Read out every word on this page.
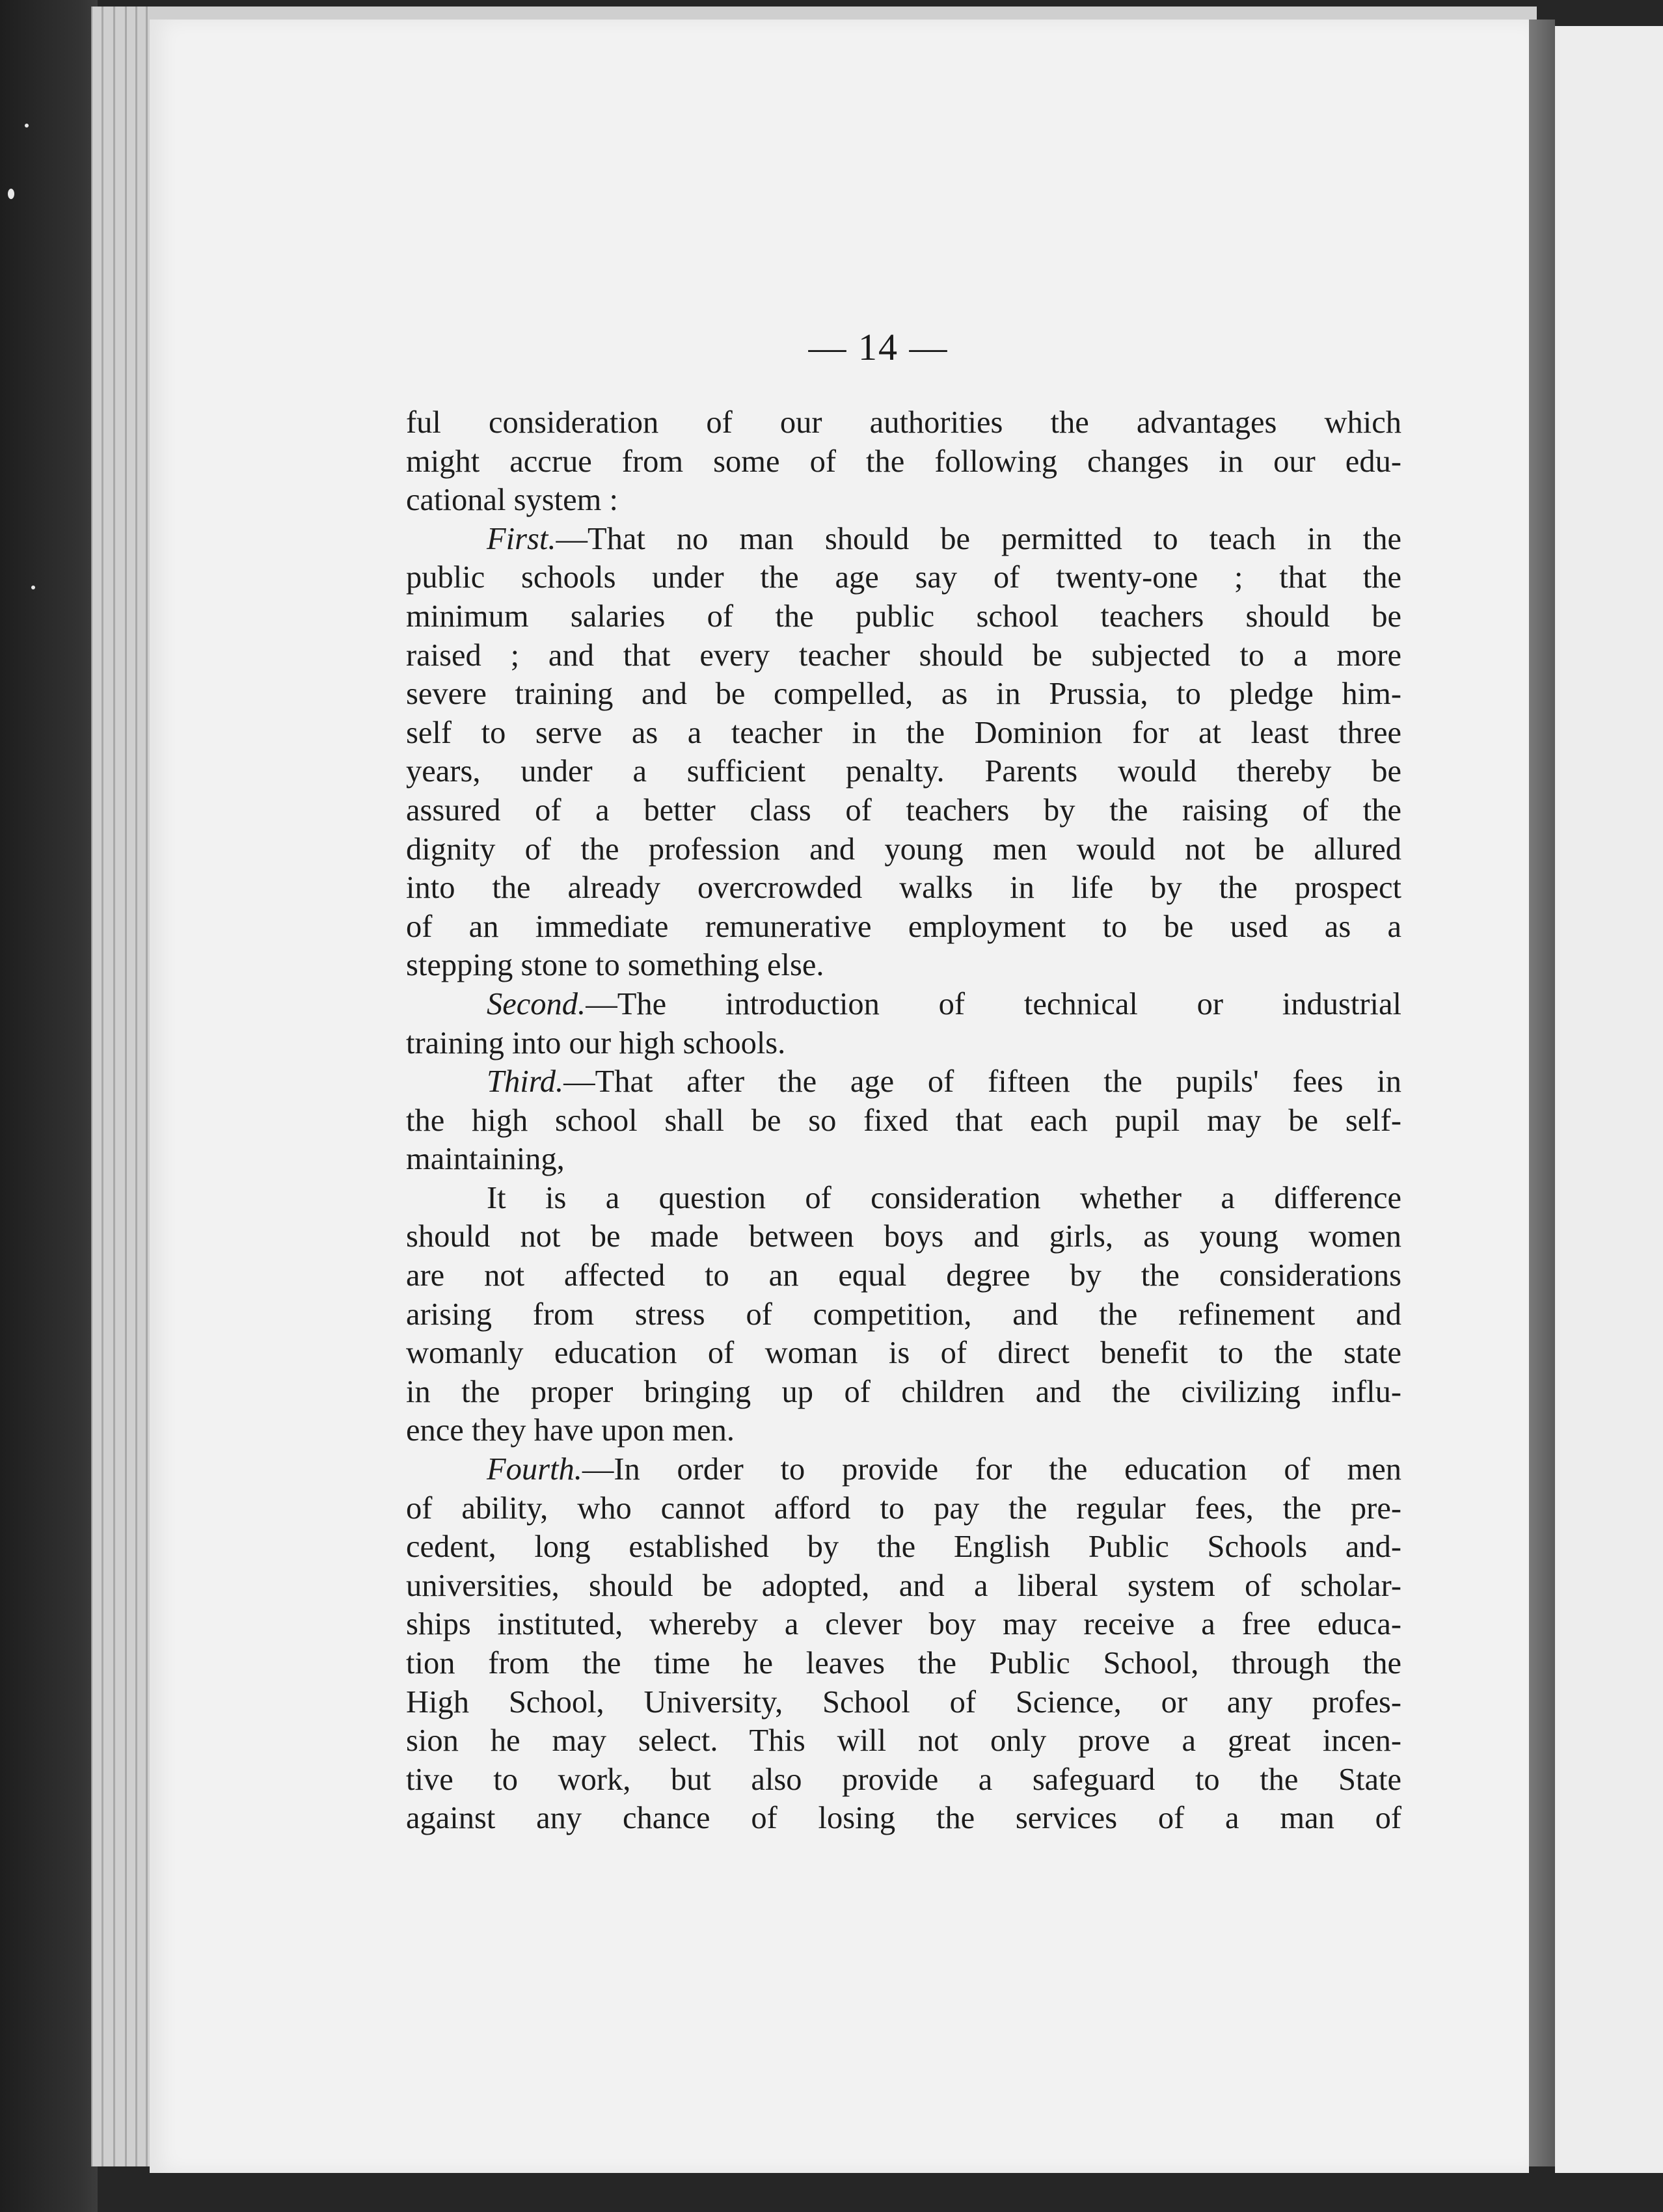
— 14 —
ful consideration of our authorities the advantages which
might accrue from some of the following changes in our edu-
cational system :
First.—That no man should be permitted to teach in the
public schools under the age say of twenty-one ; that the
minimum salaries of the public school teachers should be
raised ; and that every teacher should be subjected to a more
severe training and be compelled, as in Prussia, to pledge him-
self to serve as a teacher in the Dominion for at least three
years, under a sufficient penalty. Parents would thereby be
assured of a better class of teachers by the raising of the
dignity of the profession and young men would not be allured
into the already overcrowded walks in life by the prospect
of an immediate remunerative employment to be used as a
stepping stone to something else.
Second.—The introduction of technical or industrial
training into our high schools.
Third.—That after the age of fifteen the pupils' fees in
the high school shall be so fixed that each pupil may be self-
maintaining,
It is a question of consideration whether a difference
should not be made between boys and girls, as young women
are not affected to an equal degree by the considerations
arising from stress of competition, and the refinement and
womanly education of woman is of direct benefit to the state
in the proper bringing up of children and the civilizing influ-
ence they have upon men.
Fourth.—In order to provide for the education of men
of ability, who cannot afford to pay the regular fees, the pre-
cedent, long established by the English Public Schools and-
universities, should be adopted, and a liberal system of scholar-
ships instituted, whereby a clever boy may receive a free educa-
tion from the time he leaves the Public School, through the
High School, University, School of Science, or any profes-
sion he may select. This will not only prove a great incen-
tive to work, but also provide a safeguard to the State
against any chance of losing the services of a man of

• _GIVEN INSTRUCTION_: Each record above must be returned exactly as written, with its pictures omitted.

• _RESULT_:
Read out every word on this page.
— 14 —
ful consideration of our authorities the advantages which
might accrue from some of the following changes in our edu-
cational system :
First.—That no man should be permitted to teach in the
public schools under the age say of twenty-one ; that the
minimum salaries of the public school teachers should be
raised ; and that every teacher should be subjected to a more
severe training and be compelled, as in Prussia, to pledge him-
self to serve as a teacher in the Dominion for at least three
years, under a sufficient penalty. Parents would thereby be
assured of a better class of teachers by the raising of the
dignity of the profession and young men would not be allured
into the already overcrowded walks in life by the prospect
of an immediate remunerative employment to be used as a
stepping stone to something else.
Second.—The introduction of technical or industrial
training into our high schools.
Third.—That after the age of fifteen the pupils' fees in
the high school shall be so fixed that each pupil may be self-
maintaining,
It is a question of consideration whether a difference
should not be made between boys and girls, as young women
are not affected to an equal degree by the considerations
arising from stress of competition, and the refinement and
womanly education of woman is of direct benefit to the state
in the proper bringing up of children and the civilizing influ-
ence they have upon men.
Fourth.—In order to provide for the education of men
of ability, who cannot afford to pay the regular fees, the pre-
cedent, long established by the English Public Schools and-
universities, should be adopted, and a liberal system of scholar-
ships instituted, whereby a clever boy may receive a free educa-
tion from the time he leaves the Public School, through the
High School, University, School of Science, or any profes-
sion he may select. This will not only prove a great incen-
tive to work, but also provide a safeguard to the State
against any chance of losing the services of a man of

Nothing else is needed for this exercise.